For the listing underneath, give the count of lines containing the string "Bulletin" and nothing further.

Start of SUPPLIED DATA

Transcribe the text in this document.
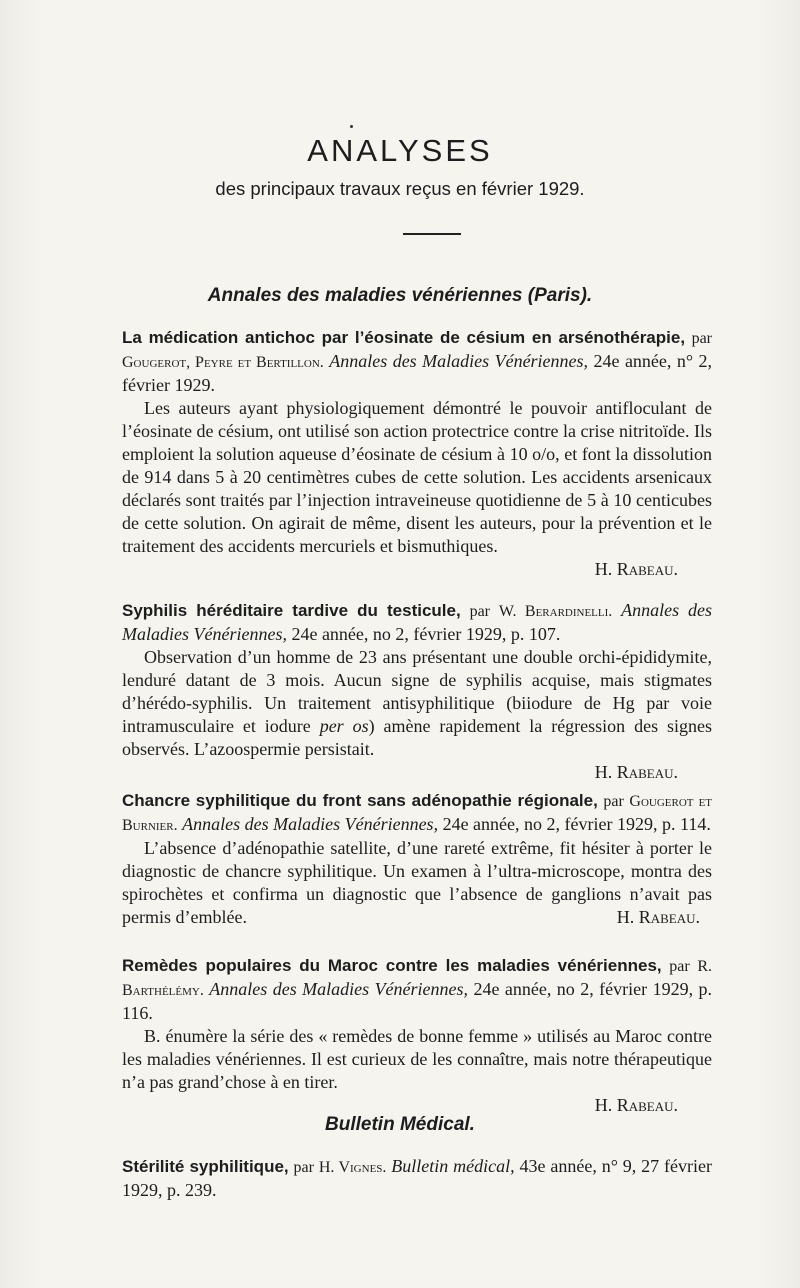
ANALYSES
des principaux travaux reçus en février 1929.
Annales des maladies vénériennes (Paris).
La médication antichoc par l’éosinate de césium en arsénothérapie, par Gougerot, Peyre et Bertillon. Annales des Maladies Vénériennes, 24e année, n° 2, février 1929.
Les auteurs ayant physiologiquement démontré le pouvoir antifloculant de l’éosinate de césium, ont utilisé son action protectrice contre la crise nitritoïde. Ils emploient la solution aqueuse d’éosinate de césium à 10 o/o, et font la dissolution de 914 dans 5 à 20 centimètres cubes de cette solution. Les accidents arsenicaux déclarés sont traités par l’injection intraveineuse quotidienne de 5 à 10 centicubes de cette solution. On agirait de même, disent les auteurs, pour la prévention et le traitement des accidents mercuriels et bismuthiques.
H. Rabeau.
Syphilis héréditaire tardive du testicule, par W. Berardinelli. Annales des Maladies Vénériennes, 24e année, no 2, février 1929, p. 107.
Observation d’un homme de 23 ans présentant une double orchi-épididymite, lenduré datant de 3 mois. Aucun signe de syphilis acquise, mais stigmates d’hérédo-syphilis. Un traitement antisyphilitique (biiodure de Hg par voie intramusculaire et iodure per os) amène rapidement la régression des signes observés. L’azoospermie persistait.
H. Rabeau.
Chancre syphilitique du front sans adénopathie régionale, par Gougerot et Burnier. Annales des Maladies Vénériennes, 24e année, no 2, février 1929, p. 114.
L’absence d’adénopathie satellite, d’une rareté extrême, fit hésiter à porter le diagnostic de chancre syphilitique. Un examen à l’ultra-microscope, montra des spirochètes et confirma un diagnostic que l’absence de ganglions n’avait pas permis d’emblée.	H. Rabeau.
Remèdes populaires du Maroc contre les maladies vénériennes, par R. Barthélémy. Annales des Maladies Vénériennes, 24e année, no 2, février 1929, p. 116.
B. énumère la série des « remèdes de bonne femme » utilisés au Maroc contre les maladies vénériennes. Il est curieux de les connaître, mais notre thérapeutique n’a pas grand’chose à en tirer.
H. Rabeau.
Bulletin Médical.
Stérilité syphilitique, par H. Vignes. Bulletin médical, 43e année, n° 9, 27 février 1929, p. 239.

End of SUPPLIED DATA

• _SOLUTION TO THIS TASK_:
2